(Dataset listings of figures)
::::

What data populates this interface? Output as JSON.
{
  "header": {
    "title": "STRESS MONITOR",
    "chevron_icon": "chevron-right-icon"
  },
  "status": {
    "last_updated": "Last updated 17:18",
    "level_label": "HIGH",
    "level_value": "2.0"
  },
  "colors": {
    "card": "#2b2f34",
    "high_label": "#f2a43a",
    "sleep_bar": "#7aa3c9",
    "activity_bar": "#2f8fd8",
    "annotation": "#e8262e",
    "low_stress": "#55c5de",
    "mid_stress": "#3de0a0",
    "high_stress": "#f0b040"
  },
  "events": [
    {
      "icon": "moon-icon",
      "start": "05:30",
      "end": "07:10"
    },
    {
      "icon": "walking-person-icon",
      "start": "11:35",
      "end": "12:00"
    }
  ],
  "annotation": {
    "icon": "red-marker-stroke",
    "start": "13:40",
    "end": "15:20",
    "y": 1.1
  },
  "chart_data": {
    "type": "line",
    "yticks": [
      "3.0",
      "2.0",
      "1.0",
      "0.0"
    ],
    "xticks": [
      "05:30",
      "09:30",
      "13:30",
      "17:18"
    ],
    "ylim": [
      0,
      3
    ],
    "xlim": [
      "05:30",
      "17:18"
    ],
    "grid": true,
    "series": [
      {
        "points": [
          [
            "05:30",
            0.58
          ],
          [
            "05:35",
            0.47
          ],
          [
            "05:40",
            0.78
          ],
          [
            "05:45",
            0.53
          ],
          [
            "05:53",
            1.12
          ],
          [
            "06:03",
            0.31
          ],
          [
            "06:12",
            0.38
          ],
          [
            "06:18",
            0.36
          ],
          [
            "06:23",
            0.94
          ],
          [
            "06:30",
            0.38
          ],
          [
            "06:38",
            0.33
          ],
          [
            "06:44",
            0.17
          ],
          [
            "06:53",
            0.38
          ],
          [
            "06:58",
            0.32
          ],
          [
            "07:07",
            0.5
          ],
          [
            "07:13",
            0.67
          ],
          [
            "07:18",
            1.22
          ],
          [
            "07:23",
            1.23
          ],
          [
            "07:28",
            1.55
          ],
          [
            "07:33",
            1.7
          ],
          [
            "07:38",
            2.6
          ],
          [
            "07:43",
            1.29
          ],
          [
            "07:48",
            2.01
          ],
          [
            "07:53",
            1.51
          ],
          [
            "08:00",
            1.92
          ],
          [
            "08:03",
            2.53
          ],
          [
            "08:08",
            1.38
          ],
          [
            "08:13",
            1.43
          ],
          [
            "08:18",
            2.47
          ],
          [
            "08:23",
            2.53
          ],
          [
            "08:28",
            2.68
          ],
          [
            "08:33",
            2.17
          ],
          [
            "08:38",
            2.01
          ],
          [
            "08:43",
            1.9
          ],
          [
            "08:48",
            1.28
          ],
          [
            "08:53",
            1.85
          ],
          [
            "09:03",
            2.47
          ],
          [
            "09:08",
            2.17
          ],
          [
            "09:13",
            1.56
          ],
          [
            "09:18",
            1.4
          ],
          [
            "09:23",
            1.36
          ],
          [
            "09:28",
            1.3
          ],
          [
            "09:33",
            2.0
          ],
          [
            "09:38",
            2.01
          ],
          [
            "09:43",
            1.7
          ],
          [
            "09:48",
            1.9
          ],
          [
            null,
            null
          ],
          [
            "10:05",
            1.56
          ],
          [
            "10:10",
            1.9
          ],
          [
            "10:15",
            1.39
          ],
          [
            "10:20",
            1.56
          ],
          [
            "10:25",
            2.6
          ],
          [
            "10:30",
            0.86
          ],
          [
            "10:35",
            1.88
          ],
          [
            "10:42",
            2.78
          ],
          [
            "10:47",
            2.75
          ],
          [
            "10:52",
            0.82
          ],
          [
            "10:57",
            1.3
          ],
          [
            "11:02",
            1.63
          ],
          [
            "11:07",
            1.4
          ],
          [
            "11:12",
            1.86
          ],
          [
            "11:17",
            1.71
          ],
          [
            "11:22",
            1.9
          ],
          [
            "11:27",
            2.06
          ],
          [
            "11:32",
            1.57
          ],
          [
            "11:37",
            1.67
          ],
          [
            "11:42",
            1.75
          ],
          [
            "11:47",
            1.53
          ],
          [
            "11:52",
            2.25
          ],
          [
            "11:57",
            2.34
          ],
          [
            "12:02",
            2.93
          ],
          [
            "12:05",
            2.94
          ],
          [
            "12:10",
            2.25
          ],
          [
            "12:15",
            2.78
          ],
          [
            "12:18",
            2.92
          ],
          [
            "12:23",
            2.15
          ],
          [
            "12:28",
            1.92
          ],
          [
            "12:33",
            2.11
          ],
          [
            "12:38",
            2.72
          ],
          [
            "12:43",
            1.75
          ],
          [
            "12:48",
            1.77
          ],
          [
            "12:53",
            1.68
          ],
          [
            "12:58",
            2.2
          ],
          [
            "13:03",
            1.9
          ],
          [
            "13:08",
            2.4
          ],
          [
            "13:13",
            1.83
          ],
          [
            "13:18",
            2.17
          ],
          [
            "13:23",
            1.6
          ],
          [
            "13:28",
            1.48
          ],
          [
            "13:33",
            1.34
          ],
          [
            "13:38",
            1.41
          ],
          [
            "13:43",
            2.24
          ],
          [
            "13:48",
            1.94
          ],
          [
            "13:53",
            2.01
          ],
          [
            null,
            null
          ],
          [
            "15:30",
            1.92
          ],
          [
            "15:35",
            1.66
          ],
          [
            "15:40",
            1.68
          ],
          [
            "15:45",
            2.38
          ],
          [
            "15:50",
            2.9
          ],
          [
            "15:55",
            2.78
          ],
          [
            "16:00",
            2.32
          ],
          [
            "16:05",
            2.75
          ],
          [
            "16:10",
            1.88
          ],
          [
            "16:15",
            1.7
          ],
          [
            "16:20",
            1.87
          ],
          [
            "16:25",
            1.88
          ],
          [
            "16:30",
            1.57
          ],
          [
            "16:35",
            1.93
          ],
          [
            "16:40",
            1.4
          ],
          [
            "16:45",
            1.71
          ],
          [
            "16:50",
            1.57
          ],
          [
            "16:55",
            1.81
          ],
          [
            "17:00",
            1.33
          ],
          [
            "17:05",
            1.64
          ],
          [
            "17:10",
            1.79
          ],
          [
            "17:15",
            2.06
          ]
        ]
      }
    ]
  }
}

::::

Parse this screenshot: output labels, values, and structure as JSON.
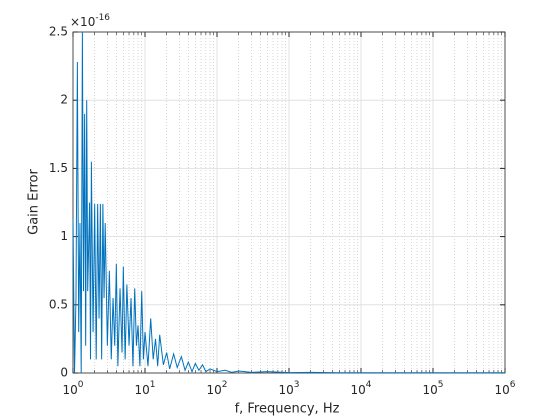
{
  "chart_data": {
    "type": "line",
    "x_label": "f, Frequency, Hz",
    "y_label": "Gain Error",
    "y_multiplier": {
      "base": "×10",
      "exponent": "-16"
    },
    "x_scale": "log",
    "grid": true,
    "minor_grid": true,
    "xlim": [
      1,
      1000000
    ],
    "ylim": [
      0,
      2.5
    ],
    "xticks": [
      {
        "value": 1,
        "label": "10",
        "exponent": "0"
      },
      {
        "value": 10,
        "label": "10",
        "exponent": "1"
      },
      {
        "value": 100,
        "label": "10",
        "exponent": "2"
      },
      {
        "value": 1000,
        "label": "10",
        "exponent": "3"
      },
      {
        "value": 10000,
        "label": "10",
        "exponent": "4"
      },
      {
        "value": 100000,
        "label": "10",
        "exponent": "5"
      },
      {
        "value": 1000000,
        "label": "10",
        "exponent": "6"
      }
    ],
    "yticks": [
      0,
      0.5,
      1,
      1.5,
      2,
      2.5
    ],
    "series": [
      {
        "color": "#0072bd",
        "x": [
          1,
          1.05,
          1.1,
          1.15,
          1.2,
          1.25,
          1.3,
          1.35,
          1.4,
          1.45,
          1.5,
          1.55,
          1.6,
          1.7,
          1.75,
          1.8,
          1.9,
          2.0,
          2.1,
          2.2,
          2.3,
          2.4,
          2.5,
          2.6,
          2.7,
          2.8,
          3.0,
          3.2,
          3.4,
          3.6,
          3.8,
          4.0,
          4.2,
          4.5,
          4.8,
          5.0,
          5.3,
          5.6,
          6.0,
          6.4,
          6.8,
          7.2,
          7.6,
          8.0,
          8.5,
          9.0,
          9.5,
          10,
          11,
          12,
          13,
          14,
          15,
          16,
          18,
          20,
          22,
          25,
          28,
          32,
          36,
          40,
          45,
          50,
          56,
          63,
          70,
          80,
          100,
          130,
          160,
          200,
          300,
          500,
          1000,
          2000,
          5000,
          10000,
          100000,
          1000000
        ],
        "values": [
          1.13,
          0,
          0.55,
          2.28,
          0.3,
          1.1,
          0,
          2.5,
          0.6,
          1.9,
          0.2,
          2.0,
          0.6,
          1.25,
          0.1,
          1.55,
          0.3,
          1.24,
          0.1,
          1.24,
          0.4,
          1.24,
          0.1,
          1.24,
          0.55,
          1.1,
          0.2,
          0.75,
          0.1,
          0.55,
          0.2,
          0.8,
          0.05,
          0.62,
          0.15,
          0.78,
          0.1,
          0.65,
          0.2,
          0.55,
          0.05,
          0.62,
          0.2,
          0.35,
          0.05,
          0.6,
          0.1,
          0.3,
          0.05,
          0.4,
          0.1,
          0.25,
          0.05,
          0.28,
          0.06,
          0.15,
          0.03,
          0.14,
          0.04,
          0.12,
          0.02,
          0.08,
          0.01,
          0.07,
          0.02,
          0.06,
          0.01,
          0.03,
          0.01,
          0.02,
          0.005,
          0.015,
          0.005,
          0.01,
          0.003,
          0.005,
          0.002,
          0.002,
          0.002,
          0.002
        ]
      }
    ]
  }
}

::::

• [To be done]: Gather every line from the listing above in which the word "exponent" appears.

• [Final result]:
      "exponent": "-16"
        "exponent": "0"
        "exponent": "1"
        "exponent": "2"
        "exponent": "3"
        "exponent": "4"
        "exponent": "5"
        "exponent": "6"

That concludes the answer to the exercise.